> **Exercise aim**:
Transcribe the full listing below exactly.

* BEGIN *

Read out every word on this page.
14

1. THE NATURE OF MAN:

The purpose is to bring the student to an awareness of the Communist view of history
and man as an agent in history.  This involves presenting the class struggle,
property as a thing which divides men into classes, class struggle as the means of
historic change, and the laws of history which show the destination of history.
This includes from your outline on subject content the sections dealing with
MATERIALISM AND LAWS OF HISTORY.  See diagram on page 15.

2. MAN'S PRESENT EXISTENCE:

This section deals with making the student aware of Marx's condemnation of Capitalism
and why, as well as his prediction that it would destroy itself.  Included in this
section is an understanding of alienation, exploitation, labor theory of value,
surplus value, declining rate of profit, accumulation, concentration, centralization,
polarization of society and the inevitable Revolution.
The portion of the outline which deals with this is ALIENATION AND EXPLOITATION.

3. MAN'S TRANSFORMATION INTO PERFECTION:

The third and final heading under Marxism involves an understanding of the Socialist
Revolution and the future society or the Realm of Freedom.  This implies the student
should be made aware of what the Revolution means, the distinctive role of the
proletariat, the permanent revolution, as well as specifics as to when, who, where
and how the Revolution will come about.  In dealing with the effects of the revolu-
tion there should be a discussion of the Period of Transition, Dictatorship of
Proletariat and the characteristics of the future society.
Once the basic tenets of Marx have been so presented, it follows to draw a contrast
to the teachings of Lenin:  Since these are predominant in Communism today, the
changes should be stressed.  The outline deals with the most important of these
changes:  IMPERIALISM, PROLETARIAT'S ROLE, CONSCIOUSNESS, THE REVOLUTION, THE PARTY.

* END *

> **Answer to this exercise**:
Read out every word on this page.
14

1. THE NATURE OF MAN:

The purpose is to bring the student to an awareness of the Communist view of history
and man as an agent in history.  This involves presenting the class struggle,
property as a thing which divides men into classes, class struggle as the means of
historic change, and the laws of history which show the destination of history.
This includes from your outline on subject content the sections dealing with
MATERIALISM AND LAWS OF HISTORY.  See diagram on page 15.

2. MAN'S PRESENT EXISTENCE:

This section deals with making the student aware of Marx's condemnation of Capitalism
and why, as well as his prediction that it would destroy itself.  Included in this
section is an understanding of alienation, exploitation, labor theory of value,
surplus value, declining rate of profit, accumulation, concentration, centralization,
polarization of society and the inevitable Revolution.
The portion of the outline which deals with this is ALIENATION AND EXPLOITATION.

3. MAN'S TRANSFORMATION INTO PERFECTION:

The third and final heading under Marxism involves an understanding of the Socialist
Revolution and the future society or the Realm of Freedom.  This implies the student
should be made aware of what the Revolution means, the distinctive role of the
proletariat, the permanent revolution, as well as specifics as to when, who, where
and how the Revolution will come about.  In dealing with the effects of the revolu-
tion there should be a discussion of the Period of Transition, Dictatorship of
Proletariat and the characteristics of the future society.
Once the basic tenets of Marx have been so presented, it follows to draw a contrast
to the teachings of Lenin:  Since these are predominant in Communism today, the
changes should be stressed.  The outline deals with the most important of these
changes:  IMPERIALISM, PROLETARIAT'S ROLE, CONSCIOUSNESS, THE REVOLUTION, THE PARTY.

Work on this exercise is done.